---------- DATA ENTRIES

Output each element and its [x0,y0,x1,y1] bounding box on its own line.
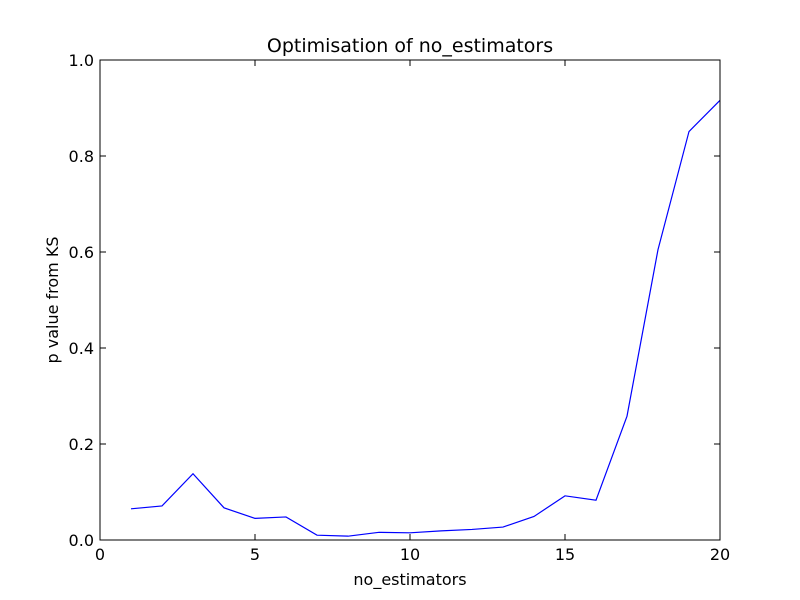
chart-title: Optimisation of no_estimators [267,35,553,57]
y-tick-label: 0.4 [69,339,94,358]
series-layer [130,99,721,537]
plot-frame [99,59,721,541]
y-tick-label: 0.6 [69,243,94,262]
x-tick-label: 5 [250,545,260,564]
axis-ticks: 0 5 10 15 20 0.0 0.2 0.4 0.6 0.8 1.0 [69,51,731,564]
y-tick-label: 0.2 [69,435,94,454]
x-axis-label: no_estimators [353,570,466,590]
y-tick-label: 1.0 [69,51,94,70]
x-tick-label: 10 [400,545,420,564]
y-axis-label: p value from KS [43,237,62,364]
x-tick-label: 15 [555,545,575,564]
y-tick-label: 0.8 [69,147,94,166]
y-tick-label: 0.0 [69,531,94,550]
x-tick-label: 20 [710,545,730,564]
x-tick-label: 0 [95,545,105,564]
series-line [130,99,721,537]
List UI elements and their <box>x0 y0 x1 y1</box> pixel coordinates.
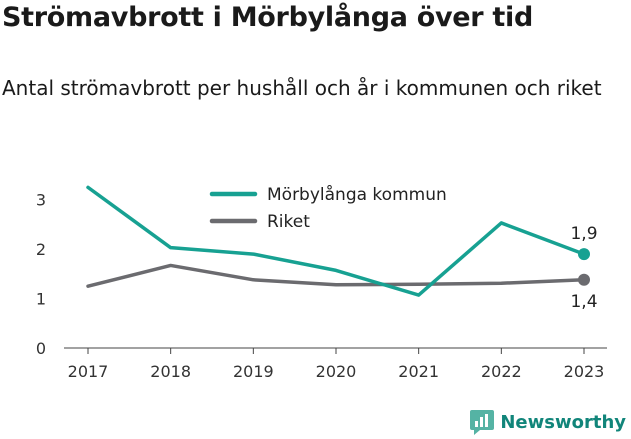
x-tick-label: 2022 <box>481 362 522 381</box>
y-tick-label: 2 <box>36 240 46 259</box>
series-end-label-0: 1,9 <box>570 224 597 244</box>
legend-label-0: Mörbylånga kommun <box>267 184 447 205</box>
x-tick-label: 2023 <box>564 362 605 381</box>
newsworthy-logo: Newsworthy <box>469 409 626 435</box>
y-tick-label: 0 <box>36 339 46 358</box>
y-tick-label: 3 <box>36 191 46 210</box>
legend: Mörbylånga kommun Riket <box>209 184 447 232</box>
series-line-0 <box>86 185 586 297</box>
series-end-point-0 <box>578 248 590 261</box>
x-axis: 2017 2018 2019 2020 2021 2022 2023 <box>64 347 607 381</box>
series-line-1 <box>86 263 586 288</box>
chart-title: Strömavbrott i Mörbylånga över tid <box>2 2 534 33</box>
newsworthy-logo-text: Newsworthy <box>500 411 626 433</box>
x-tick-label: 2021 <box>398 362 439 381</box>
x-tick-label: 2018 <box>150 362 191 381</box>
x-tick-label: 2017 <box>68 362 109 381</box>
x-tick-label: 2019 <box>233 362 274 381</box>
x-tick-label: 2020 <box>316 362 357 381</box>
series-end-label-1: 1,4 <box>570 292 597 312</box>
series-layer: 1,4 1,9 <box>86 185 598 312</box>
series-end-point-1 <box>578 273 590 286</box>
newsworthy-logo-icon <box>470 410 495 435</box>
y-tick-label: 1 <box>36 290 46 309</box>
y-axis: 0 1 2 3 <box>36 191 46 358</box>
legend-label-1: Riket <box>267 212 310 232</box>
chart-subtitle: Antal strömavbrott per hushåll och år i … <box>2 76 602 100</box>
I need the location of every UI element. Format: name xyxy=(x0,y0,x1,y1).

--------------------

TASK GOAL: Pull out every line of the data above that contains the word "kommun", and copy each one in full.

EXPECTED ANSWER:
legend-label-0: Mörbylånga kommun <box>267 184 447 205</box>
legend: Mörbylånga kommun Riket <box>209 184 447 232</box>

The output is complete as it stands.